Work to complete
Count every line in the data below where "color" occurs, then state that number and nothing more.

[Data records]
* Begin *

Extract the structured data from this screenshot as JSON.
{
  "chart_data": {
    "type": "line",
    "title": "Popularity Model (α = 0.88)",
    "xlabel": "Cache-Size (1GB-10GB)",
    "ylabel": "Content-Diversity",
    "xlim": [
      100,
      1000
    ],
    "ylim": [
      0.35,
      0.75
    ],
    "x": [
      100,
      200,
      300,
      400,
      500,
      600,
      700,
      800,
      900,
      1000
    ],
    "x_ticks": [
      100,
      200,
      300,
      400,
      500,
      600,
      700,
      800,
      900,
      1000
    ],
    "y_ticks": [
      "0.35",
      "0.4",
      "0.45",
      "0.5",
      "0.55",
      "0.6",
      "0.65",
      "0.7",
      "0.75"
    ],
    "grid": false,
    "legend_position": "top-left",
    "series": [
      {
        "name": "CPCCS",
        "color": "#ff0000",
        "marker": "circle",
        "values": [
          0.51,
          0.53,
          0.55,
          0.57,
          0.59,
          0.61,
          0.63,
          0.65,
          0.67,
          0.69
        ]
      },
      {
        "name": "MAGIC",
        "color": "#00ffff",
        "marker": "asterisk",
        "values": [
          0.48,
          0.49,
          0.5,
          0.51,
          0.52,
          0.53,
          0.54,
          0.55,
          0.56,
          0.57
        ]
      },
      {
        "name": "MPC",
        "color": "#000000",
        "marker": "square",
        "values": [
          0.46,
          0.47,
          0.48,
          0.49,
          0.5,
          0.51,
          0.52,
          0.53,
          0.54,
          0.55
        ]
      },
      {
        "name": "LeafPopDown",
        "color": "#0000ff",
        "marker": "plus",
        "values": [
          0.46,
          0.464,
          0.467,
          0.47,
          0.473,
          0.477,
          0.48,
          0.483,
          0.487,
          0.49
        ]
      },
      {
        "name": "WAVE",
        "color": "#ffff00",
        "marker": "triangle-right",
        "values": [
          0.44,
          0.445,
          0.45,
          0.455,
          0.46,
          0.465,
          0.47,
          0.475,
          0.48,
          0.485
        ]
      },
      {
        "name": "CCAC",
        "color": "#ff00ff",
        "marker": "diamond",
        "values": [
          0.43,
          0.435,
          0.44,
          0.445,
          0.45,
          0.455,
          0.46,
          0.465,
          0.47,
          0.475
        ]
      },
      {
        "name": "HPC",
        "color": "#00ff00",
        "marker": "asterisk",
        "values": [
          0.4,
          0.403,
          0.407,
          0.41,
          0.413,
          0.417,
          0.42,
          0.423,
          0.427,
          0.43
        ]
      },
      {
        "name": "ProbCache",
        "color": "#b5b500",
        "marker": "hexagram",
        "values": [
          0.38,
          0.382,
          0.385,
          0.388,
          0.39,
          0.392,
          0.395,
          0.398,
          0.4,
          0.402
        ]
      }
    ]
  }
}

* End *

Complete output
8